_Given instruction_
Copy each line that contains the string "Henry".

(Excerpts from a figure dataset)
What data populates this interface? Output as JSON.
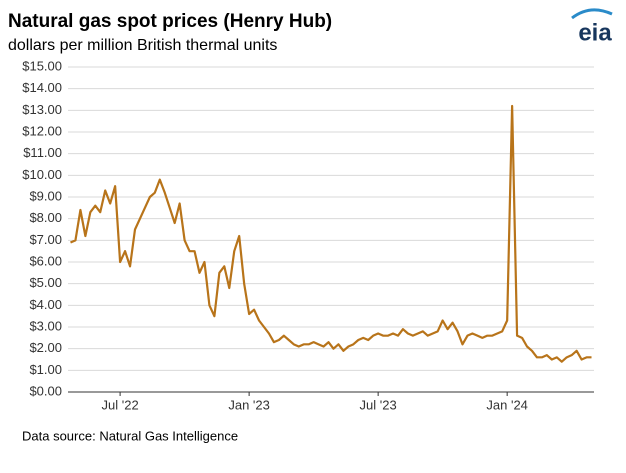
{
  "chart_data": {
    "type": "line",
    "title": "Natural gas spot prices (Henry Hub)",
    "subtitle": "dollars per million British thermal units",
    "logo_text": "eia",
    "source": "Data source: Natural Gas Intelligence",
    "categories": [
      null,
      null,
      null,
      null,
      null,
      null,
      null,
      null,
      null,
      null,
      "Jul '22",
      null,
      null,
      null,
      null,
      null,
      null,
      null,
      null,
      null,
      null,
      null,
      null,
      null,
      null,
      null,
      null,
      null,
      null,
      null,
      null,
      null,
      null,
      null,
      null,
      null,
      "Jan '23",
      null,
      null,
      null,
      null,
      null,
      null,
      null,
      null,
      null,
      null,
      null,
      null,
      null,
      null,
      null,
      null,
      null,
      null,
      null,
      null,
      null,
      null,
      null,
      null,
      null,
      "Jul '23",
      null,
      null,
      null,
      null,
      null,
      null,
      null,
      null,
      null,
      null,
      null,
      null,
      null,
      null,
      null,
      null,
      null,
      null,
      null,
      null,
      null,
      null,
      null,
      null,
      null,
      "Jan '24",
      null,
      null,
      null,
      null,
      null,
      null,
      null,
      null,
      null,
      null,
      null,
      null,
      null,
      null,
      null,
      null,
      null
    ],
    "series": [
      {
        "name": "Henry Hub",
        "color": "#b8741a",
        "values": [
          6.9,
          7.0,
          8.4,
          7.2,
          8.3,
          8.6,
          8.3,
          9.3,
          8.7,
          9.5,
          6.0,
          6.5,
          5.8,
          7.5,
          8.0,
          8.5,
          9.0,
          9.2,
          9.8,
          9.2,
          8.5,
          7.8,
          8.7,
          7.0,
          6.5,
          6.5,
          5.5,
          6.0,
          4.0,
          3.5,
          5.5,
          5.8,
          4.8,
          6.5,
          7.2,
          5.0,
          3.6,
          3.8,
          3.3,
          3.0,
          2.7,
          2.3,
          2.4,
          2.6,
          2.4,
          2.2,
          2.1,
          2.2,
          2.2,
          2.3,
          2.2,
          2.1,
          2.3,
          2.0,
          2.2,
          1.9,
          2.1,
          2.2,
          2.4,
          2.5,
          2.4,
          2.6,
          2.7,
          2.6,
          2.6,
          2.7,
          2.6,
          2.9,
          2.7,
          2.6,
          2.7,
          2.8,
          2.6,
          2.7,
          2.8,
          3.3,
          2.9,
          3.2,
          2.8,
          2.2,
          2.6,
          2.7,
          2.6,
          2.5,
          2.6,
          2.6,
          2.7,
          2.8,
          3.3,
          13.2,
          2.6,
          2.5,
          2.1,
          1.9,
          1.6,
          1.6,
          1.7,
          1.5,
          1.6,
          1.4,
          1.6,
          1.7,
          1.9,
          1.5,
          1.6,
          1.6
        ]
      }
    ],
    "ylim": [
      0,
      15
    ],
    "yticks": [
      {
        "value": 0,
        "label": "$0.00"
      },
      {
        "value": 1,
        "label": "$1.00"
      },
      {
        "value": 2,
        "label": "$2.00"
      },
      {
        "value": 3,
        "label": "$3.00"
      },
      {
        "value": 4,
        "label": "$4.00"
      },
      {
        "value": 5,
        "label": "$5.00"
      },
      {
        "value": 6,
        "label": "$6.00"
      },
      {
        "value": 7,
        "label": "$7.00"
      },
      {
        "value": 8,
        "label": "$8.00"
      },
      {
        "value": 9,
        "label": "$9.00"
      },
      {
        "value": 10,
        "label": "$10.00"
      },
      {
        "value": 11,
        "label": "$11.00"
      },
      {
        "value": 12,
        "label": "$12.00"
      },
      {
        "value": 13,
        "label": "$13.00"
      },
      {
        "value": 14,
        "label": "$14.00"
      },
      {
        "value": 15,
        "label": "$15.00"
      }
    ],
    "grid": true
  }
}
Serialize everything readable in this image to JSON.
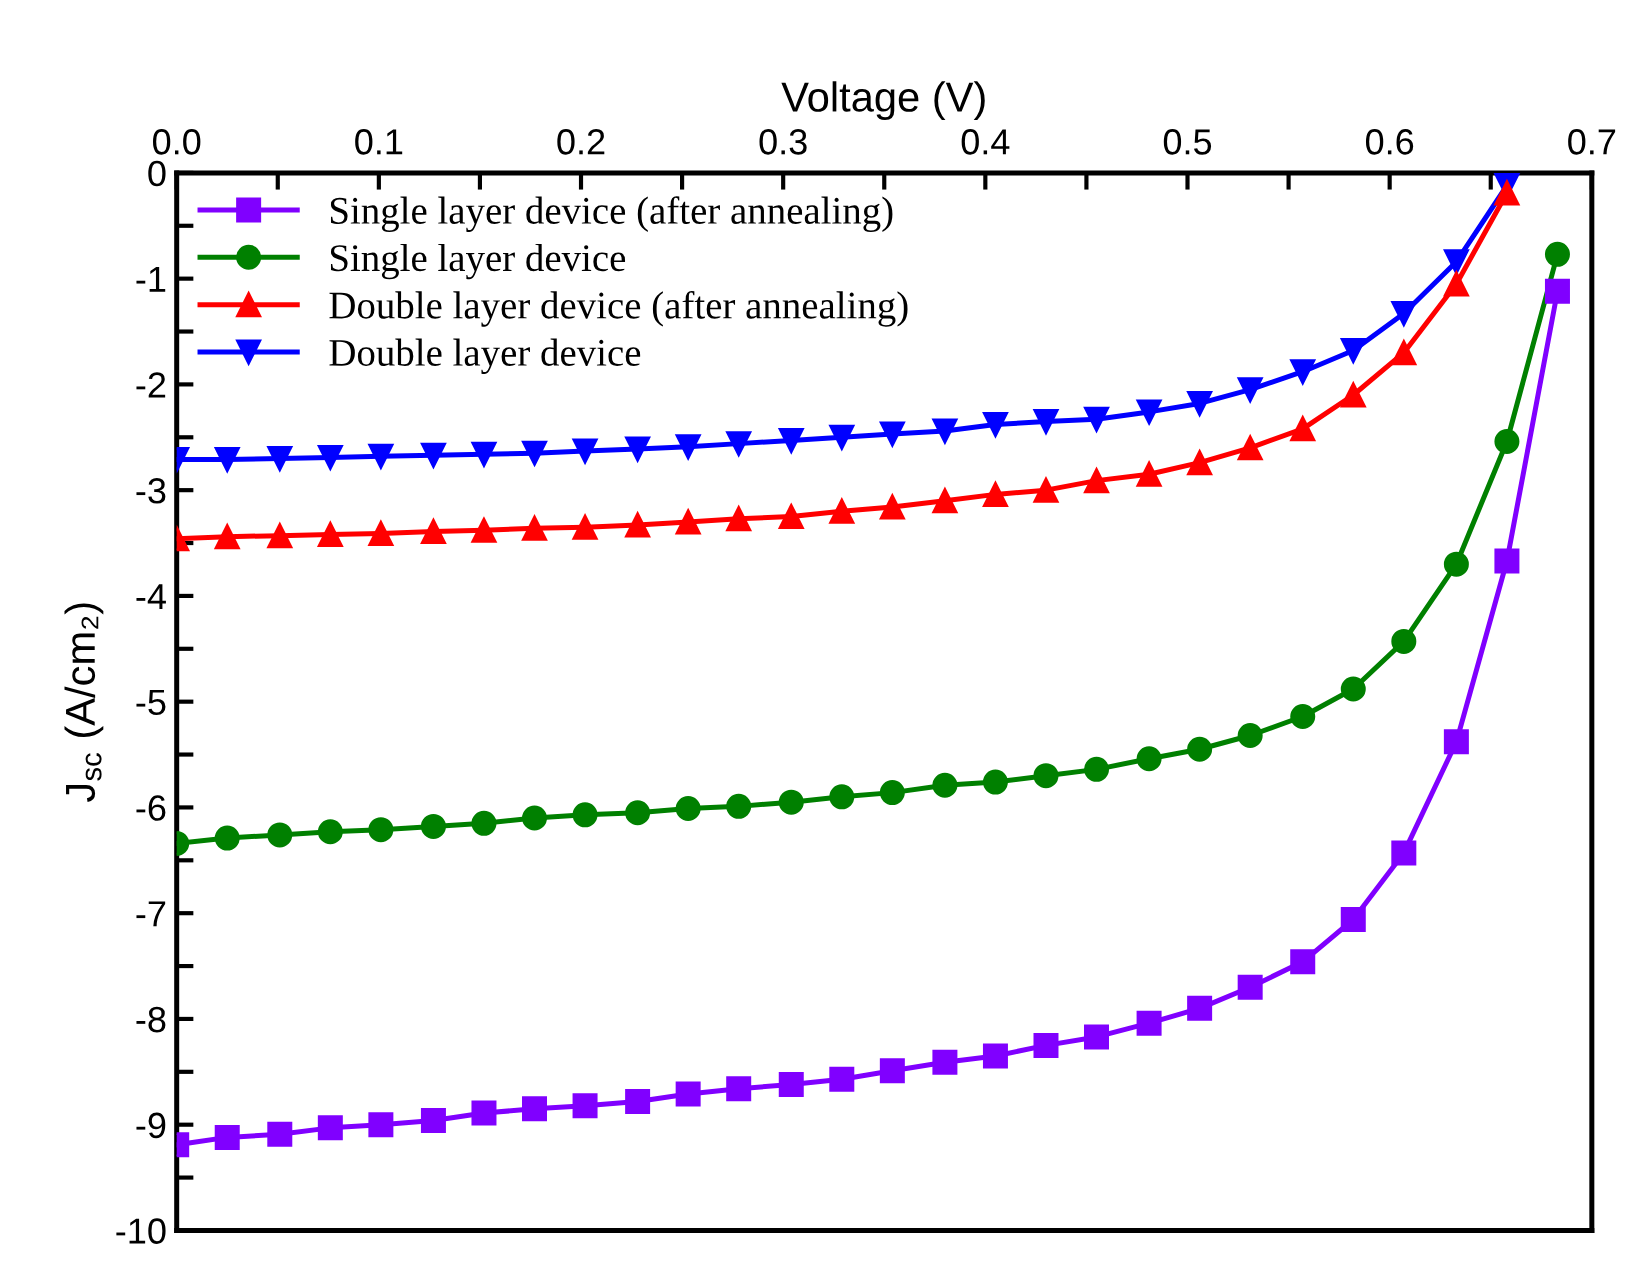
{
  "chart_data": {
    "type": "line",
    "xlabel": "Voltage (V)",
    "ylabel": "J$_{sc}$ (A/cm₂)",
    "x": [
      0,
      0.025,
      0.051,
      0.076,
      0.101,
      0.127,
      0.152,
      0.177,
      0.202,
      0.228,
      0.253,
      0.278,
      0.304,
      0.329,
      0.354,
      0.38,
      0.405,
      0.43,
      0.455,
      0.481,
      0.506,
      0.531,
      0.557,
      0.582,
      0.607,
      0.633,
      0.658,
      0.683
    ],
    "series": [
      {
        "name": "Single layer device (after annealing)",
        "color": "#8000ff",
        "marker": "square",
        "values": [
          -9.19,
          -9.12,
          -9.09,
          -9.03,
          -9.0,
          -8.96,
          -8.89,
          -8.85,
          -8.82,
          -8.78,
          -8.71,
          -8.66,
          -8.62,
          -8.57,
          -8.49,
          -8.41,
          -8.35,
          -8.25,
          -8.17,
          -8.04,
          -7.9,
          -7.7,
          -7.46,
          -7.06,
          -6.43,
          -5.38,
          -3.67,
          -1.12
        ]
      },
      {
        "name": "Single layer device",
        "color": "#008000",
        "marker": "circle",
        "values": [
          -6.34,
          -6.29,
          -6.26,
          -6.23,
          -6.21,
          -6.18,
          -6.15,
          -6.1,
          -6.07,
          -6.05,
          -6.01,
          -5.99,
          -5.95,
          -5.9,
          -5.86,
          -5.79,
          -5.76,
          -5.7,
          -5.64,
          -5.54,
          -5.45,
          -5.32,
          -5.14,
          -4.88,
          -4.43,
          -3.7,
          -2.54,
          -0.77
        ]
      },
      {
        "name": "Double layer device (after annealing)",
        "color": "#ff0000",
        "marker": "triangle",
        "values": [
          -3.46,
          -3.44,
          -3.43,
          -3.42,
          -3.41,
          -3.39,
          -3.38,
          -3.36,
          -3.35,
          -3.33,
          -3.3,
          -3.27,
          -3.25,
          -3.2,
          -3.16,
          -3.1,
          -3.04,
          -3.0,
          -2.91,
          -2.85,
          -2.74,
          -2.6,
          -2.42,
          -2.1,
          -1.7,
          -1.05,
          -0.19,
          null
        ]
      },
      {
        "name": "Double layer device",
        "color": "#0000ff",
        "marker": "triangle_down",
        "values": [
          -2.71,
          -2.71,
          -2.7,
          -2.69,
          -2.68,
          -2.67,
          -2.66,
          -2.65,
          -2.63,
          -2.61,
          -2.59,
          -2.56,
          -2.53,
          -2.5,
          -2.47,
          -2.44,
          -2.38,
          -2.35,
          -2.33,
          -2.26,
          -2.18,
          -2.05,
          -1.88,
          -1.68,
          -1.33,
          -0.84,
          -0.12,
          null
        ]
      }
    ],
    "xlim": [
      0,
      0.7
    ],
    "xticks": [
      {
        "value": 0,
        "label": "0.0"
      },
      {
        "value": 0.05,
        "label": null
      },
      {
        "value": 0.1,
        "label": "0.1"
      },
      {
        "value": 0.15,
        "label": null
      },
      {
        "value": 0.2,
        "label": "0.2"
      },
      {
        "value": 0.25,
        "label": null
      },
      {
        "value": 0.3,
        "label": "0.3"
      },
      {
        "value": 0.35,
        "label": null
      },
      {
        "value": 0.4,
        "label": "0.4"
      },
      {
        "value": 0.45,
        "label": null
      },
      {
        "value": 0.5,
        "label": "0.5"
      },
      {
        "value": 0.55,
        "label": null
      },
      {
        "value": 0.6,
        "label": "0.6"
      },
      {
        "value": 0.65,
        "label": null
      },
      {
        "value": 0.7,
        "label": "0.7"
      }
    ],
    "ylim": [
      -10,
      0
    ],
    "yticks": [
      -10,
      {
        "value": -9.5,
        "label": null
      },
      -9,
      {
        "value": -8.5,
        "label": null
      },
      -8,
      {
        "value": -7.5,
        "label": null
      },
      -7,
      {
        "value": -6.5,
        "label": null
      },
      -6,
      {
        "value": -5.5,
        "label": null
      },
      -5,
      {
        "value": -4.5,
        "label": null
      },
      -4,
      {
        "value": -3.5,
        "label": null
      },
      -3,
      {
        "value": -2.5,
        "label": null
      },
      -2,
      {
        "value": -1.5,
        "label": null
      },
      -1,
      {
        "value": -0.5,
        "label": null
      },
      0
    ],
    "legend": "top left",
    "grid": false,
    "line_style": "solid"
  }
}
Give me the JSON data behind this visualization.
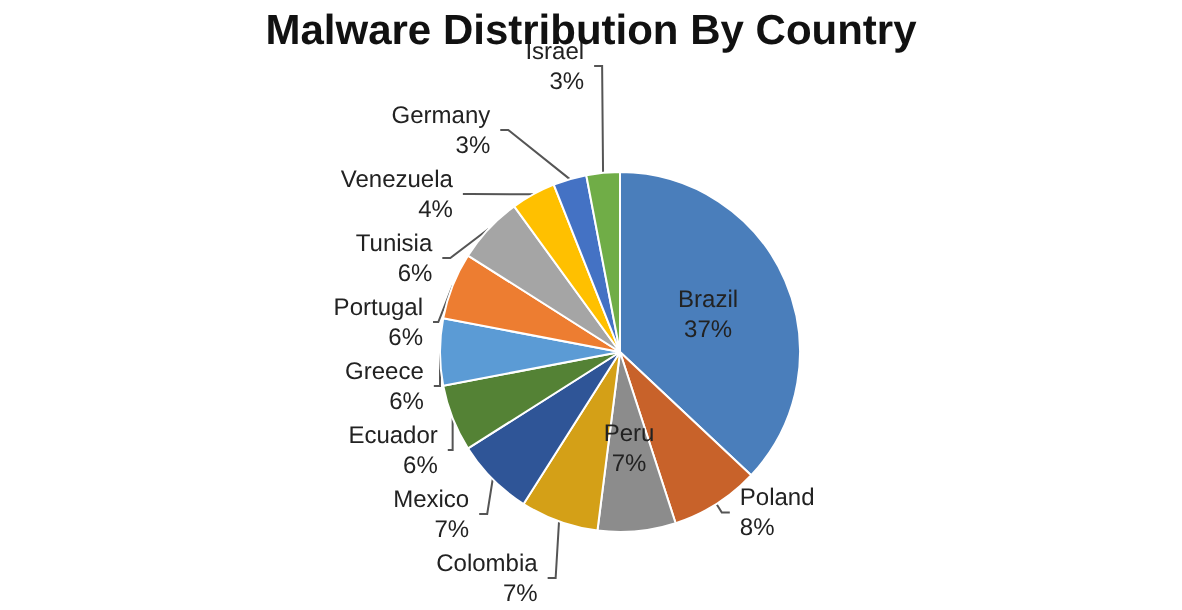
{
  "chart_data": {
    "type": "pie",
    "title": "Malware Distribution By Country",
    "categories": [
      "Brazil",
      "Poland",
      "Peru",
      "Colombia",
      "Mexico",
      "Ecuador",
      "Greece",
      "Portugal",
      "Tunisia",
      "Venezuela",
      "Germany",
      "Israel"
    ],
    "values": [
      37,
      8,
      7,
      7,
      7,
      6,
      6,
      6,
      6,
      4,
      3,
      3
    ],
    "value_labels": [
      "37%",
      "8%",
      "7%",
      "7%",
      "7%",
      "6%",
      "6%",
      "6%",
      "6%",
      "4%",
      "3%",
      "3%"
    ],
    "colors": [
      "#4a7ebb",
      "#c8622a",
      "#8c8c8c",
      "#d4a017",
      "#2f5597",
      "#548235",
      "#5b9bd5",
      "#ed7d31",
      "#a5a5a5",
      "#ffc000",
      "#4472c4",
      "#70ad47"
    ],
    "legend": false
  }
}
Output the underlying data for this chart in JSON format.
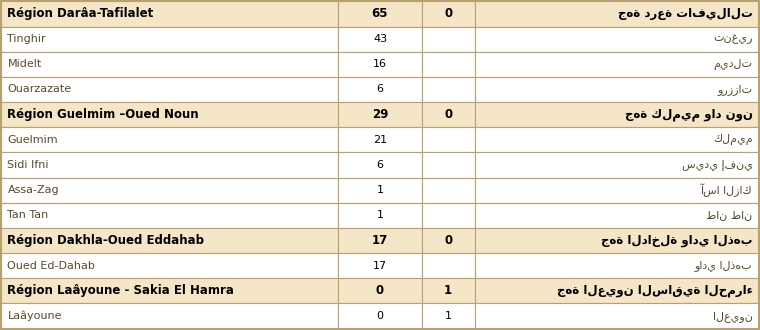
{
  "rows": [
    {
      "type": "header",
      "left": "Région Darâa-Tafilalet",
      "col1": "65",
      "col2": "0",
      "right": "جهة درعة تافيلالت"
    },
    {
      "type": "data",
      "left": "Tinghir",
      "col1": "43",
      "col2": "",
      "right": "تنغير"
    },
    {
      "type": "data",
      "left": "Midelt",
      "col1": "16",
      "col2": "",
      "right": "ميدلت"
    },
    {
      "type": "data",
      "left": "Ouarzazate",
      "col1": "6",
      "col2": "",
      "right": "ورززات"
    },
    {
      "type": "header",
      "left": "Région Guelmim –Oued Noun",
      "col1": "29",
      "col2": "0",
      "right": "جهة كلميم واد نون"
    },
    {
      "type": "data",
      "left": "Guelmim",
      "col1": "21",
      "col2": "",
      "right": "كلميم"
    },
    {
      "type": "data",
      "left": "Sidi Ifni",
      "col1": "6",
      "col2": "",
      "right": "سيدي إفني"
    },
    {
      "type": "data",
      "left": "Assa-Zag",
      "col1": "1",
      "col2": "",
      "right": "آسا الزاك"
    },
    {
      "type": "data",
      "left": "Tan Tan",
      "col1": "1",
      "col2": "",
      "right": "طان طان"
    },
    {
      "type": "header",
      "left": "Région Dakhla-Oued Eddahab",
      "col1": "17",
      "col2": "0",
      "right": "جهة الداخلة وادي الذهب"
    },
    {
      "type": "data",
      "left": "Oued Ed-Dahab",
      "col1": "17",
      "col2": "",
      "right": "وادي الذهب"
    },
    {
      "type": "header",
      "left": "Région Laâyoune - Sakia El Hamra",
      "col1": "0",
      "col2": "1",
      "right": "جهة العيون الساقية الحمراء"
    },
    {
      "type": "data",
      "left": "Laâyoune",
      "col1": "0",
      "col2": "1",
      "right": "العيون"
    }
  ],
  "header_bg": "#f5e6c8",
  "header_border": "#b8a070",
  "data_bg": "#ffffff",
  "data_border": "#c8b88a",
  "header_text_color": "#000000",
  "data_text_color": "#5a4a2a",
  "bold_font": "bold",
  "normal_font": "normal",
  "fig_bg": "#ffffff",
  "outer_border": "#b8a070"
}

_Answer to this task_
    "title": "Natural gas spot prices (Henry Hub)",
        "name": "Henry Hub",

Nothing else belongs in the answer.